Saved data entries
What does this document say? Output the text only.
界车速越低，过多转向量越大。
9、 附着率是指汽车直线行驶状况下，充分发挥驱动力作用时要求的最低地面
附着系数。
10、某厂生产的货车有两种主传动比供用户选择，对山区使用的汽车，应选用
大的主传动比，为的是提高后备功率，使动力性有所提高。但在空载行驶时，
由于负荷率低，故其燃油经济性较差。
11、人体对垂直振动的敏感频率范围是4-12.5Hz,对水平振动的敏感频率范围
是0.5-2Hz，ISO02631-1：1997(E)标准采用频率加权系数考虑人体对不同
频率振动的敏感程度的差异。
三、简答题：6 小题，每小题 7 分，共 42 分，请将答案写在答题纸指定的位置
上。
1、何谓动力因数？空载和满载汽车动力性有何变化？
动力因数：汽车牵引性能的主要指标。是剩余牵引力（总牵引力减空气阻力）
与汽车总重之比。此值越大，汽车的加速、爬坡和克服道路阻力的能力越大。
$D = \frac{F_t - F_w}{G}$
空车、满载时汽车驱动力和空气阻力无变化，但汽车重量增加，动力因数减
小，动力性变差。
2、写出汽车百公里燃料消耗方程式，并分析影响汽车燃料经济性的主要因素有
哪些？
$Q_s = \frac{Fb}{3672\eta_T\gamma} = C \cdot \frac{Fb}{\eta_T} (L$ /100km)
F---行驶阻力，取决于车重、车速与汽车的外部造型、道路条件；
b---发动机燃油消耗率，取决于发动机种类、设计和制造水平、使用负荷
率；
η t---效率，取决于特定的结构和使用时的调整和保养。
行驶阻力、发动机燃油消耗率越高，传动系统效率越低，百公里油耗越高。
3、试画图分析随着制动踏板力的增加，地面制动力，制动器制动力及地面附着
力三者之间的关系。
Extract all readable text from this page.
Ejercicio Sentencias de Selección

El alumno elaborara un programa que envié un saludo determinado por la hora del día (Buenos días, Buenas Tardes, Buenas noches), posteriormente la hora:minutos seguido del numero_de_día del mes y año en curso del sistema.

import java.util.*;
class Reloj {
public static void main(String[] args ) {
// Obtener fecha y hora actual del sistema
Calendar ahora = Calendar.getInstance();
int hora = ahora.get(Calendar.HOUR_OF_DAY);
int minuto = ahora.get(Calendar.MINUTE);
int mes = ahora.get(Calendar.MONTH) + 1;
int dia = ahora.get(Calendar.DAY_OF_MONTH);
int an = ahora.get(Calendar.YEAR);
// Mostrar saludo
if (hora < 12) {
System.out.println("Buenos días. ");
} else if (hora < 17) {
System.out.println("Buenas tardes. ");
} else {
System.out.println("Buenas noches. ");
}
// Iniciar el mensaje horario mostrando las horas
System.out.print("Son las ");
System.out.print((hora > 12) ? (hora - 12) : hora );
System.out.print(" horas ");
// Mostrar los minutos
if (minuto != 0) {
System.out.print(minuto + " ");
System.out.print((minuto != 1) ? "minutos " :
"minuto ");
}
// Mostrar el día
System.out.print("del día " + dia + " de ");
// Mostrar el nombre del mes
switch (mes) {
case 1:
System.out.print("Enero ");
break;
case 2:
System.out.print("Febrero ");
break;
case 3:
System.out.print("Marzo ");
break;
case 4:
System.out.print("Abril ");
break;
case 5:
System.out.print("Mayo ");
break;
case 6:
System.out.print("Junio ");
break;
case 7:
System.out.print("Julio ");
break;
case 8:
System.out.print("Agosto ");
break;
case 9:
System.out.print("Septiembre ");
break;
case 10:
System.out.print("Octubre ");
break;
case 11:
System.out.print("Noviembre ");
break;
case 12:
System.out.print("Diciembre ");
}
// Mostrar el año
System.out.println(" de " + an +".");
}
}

Goal of the exercise: In the entries above, find lines with "ahora" and copy each.

Task solution:
Calendar ahora = Calendar.getInstance();
int hora = ahora.get(Calendar.HOUR_OF_DAY);
int minuto = ahora.get(Calendar.MINUTE);
int mes = ahora.get(Calendar.MONTH) + 1;
int dia = ahora.get(Calendar.DAY_OF_MONTH);
int an = ahora.get(Calendar.YEAR);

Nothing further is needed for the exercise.